What this task involves: Find the lines that hold "PROPERTY". Report only how many there are.

Recorded information:
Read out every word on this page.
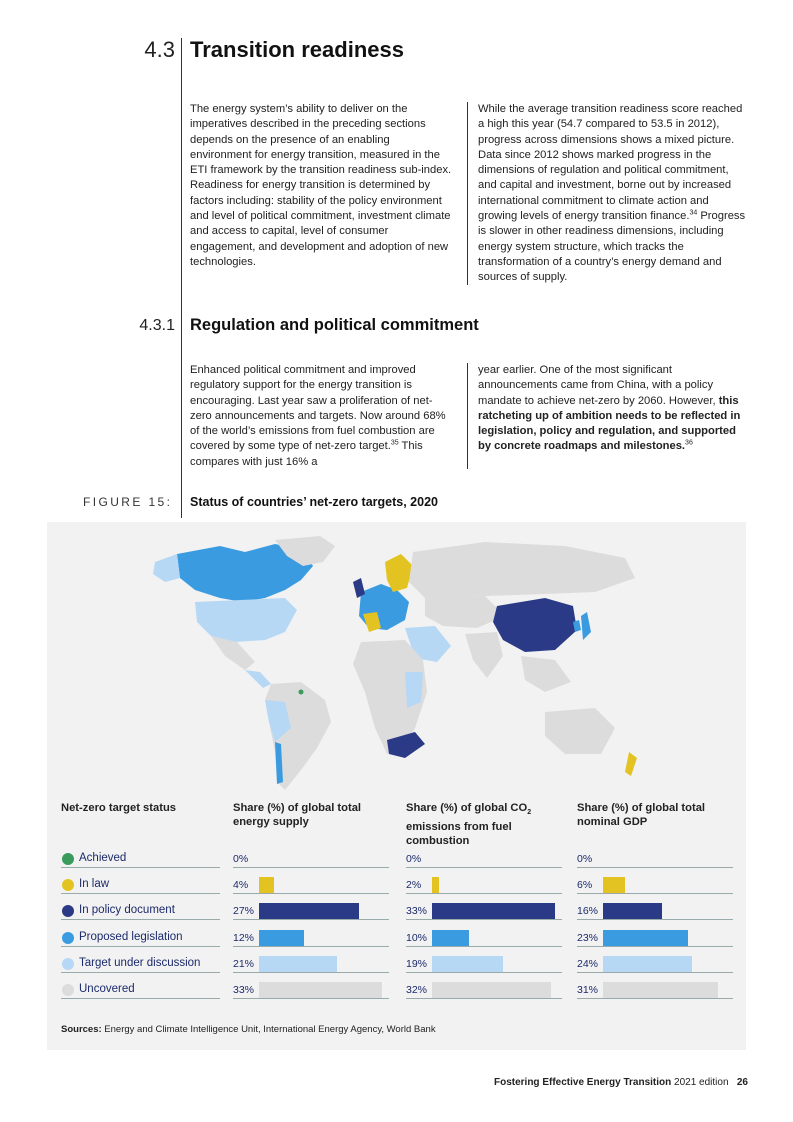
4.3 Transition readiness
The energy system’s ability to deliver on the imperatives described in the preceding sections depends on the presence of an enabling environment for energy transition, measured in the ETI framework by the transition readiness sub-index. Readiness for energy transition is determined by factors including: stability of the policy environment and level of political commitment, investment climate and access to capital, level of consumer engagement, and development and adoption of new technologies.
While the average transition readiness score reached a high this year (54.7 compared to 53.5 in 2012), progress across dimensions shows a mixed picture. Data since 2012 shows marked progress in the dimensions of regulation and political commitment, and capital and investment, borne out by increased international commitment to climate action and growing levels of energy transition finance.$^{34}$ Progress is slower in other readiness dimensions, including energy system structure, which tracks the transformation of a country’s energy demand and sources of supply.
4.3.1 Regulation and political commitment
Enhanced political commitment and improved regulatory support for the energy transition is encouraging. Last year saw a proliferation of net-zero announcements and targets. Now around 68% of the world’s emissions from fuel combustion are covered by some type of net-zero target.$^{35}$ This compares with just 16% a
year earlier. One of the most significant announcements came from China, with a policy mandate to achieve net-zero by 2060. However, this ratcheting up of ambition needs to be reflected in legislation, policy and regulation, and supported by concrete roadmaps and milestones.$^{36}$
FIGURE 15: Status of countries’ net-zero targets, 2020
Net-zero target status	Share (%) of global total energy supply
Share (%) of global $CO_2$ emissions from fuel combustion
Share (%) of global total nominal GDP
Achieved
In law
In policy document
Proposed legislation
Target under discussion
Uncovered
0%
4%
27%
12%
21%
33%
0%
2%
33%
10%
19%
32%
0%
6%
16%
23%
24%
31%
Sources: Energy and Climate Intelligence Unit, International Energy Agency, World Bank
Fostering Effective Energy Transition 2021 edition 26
==
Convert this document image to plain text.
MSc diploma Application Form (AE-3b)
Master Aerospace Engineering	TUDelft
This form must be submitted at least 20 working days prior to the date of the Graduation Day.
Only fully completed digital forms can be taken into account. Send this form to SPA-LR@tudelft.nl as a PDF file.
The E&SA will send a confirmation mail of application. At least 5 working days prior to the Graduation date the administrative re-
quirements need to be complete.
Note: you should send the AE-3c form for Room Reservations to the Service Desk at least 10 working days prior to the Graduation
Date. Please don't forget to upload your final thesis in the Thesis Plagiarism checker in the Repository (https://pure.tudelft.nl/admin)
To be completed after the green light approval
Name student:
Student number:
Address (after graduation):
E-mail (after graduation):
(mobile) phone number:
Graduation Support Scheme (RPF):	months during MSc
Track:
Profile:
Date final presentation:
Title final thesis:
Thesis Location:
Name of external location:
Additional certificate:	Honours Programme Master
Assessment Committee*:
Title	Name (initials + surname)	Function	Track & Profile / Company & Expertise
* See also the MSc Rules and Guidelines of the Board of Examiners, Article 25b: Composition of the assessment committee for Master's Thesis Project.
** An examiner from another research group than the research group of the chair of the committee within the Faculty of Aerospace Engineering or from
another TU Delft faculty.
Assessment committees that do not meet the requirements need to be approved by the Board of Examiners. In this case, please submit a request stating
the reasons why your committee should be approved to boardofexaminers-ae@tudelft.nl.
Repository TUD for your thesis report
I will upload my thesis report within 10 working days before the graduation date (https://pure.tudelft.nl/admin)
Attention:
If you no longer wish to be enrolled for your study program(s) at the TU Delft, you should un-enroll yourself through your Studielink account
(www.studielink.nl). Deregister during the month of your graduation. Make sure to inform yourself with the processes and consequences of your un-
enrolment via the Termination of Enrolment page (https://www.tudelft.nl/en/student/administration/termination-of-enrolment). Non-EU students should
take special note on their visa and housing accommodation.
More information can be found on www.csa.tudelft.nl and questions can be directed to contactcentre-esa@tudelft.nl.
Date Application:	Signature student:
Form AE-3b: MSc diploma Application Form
* * *
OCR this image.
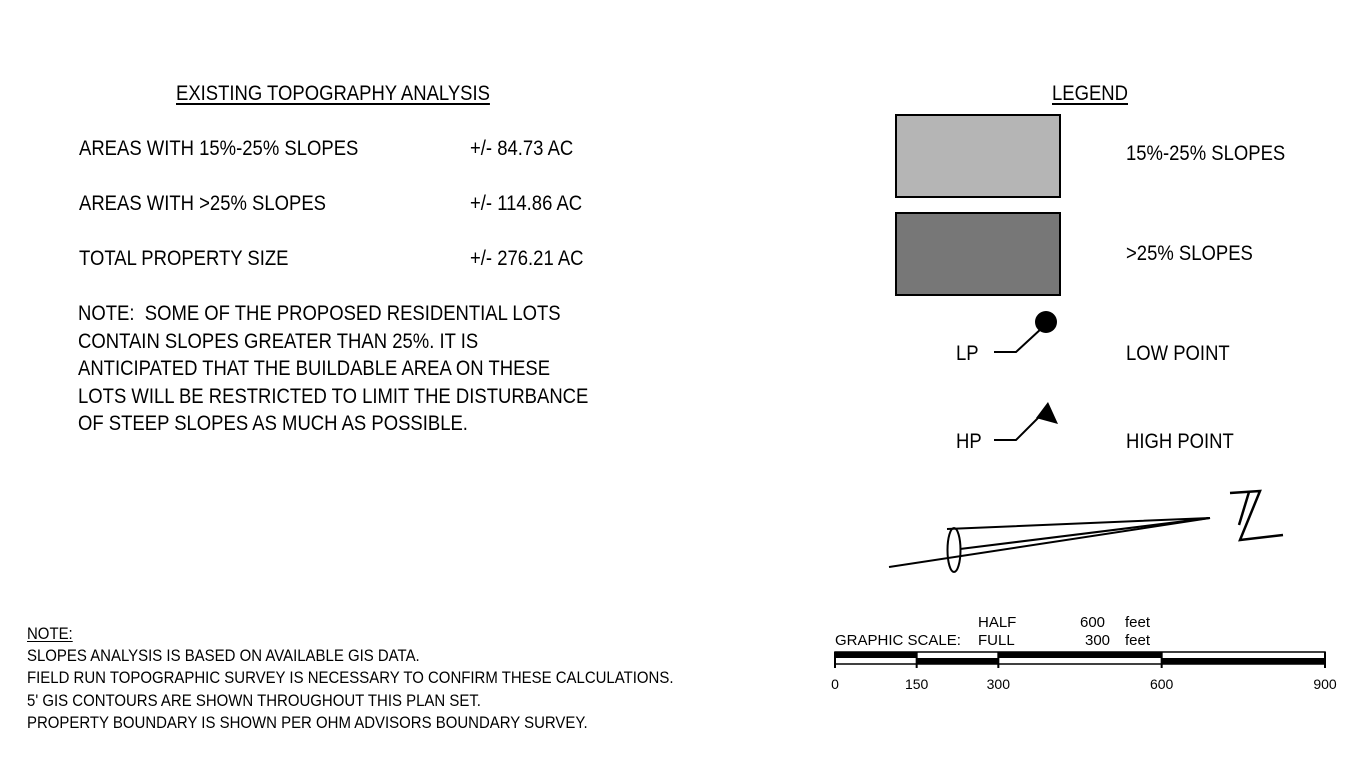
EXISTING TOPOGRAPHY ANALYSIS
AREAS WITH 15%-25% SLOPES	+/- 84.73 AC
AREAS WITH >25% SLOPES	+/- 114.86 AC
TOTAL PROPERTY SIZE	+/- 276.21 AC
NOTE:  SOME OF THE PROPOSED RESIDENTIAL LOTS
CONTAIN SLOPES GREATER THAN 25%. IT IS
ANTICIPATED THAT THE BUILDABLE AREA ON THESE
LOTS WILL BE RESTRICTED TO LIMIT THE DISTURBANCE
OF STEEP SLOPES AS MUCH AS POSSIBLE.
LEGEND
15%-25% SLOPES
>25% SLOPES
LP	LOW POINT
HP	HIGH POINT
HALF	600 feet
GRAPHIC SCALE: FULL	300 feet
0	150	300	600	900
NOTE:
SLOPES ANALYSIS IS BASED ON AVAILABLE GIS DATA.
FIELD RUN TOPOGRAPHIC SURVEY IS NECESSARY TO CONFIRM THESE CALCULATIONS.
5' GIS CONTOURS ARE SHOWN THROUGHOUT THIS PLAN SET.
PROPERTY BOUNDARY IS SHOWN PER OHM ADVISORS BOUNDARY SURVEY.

Result: 2